▼

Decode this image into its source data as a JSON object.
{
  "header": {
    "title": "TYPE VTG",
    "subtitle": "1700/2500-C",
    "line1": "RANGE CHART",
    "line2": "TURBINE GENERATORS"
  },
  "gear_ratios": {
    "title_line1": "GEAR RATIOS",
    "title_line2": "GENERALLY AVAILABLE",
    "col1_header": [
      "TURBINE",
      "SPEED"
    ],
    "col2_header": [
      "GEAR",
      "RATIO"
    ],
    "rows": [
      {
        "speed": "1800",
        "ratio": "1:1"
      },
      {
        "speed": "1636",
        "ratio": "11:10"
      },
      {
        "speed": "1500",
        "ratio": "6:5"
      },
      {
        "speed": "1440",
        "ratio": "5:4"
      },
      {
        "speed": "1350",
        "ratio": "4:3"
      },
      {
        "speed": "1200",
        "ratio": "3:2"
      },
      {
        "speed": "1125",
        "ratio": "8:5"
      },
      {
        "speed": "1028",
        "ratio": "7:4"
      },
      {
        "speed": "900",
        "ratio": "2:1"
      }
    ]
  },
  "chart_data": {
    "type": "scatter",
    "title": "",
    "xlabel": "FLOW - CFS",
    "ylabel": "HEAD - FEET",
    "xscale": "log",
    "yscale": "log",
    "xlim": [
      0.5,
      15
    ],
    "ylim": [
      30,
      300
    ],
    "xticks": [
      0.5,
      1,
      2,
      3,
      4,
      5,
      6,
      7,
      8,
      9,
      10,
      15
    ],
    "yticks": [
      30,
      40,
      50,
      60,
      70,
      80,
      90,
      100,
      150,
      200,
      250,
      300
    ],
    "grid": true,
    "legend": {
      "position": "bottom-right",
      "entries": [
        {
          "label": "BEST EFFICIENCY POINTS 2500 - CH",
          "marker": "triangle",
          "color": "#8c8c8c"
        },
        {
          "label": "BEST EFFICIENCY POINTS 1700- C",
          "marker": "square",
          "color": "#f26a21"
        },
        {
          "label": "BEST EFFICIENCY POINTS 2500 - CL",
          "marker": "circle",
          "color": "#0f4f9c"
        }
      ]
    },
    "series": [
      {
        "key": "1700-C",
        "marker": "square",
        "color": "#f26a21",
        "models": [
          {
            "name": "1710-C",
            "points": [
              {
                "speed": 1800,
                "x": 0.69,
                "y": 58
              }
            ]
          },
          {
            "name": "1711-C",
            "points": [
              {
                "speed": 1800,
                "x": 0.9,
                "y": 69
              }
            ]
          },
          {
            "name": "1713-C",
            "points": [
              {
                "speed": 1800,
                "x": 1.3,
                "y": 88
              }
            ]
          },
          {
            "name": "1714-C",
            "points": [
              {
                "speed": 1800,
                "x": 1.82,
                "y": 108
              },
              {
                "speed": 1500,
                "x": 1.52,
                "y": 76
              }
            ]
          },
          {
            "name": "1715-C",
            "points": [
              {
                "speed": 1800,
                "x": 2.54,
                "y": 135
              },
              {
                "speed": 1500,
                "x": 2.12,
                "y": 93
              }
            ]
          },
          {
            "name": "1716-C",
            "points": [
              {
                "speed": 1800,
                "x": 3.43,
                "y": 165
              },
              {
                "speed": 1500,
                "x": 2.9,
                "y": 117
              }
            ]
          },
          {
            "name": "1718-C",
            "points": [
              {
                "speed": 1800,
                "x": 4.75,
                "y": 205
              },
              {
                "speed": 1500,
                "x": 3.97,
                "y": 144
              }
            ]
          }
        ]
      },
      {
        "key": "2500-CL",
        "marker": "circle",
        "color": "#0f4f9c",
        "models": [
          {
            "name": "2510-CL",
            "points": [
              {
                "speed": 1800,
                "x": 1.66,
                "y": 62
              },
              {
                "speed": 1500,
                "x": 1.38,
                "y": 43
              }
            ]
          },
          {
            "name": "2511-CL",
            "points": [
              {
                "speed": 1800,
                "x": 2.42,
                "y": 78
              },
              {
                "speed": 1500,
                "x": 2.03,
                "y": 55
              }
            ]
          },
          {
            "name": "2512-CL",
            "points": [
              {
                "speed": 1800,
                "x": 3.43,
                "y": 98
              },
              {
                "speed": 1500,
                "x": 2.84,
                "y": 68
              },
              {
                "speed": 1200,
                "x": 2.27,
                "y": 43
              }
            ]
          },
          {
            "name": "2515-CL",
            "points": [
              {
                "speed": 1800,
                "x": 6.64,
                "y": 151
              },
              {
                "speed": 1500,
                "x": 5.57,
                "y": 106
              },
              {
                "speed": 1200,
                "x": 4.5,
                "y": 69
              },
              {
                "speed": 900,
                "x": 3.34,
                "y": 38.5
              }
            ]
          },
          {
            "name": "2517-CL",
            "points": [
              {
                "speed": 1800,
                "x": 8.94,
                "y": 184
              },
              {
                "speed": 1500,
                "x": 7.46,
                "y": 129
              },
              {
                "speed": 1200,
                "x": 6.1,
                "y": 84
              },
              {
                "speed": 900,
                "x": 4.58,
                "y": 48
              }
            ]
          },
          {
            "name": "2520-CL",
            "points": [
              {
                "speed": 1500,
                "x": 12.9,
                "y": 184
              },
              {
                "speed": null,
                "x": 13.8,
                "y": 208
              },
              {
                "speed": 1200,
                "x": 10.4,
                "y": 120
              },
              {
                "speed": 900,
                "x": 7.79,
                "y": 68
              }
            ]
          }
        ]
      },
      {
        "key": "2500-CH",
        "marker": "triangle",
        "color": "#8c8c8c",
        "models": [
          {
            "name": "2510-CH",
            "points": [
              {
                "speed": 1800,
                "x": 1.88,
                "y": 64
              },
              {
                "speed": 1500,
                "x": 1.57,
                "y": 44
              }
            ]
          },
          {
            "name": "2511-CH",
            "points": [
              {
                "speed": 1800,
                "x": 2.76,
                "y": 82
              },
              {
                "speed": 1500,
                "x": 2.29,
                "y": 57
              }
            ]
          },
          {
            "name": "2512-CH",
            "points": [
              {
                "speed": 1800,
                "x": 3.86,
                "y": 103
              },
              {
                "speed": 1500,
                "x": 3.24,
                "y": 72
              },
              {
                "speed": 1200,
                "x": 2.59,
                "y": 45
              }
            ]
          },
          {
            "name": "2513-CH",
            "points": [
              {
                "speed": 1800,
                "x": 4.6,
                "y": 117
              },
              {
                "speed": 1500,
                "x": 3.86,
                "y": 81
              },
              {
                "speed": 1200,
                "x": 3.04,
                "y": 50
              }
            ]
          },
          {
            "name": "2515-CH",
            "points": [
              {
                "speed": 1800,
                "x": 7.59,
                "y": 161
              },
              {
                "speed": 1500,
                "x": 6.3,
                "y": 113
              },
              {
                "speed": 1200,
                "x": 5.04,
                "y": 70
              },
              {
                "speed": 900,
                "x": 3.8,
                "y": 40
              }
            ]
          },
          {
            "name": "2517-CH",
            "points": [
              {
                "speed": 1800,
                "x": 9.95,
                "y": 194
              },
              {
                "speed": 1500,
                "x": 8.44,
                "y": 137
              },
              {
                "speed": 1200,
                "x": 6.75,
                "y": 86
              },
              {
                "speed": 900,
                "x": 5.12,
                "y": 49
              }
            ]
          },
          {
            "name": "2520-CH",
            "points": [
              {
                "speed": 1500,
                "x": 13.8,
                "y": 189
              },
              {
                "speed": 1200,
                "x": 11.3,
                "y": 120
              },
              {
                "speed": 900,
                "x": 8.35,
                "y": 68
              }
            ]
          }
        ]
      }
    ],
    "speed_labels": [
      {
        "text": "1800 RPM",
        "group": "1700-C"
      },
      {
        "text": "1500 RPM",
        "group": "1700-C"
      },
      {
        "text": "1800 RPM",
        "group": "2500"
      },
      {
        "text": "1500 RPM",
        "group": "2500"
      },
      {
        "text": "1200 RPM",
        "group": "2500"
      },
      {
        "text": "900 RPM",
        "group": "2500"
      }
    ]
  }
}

▲

Out of the records, collect only those lines that contain the string "color".

          "color": "#8c8c8c"
          "color": "#f26a21"
          "color": "#0f4f9c"
        "color": "#f26a21",
        "color": "#0f4f9c",
        "color": "#8c8c8c",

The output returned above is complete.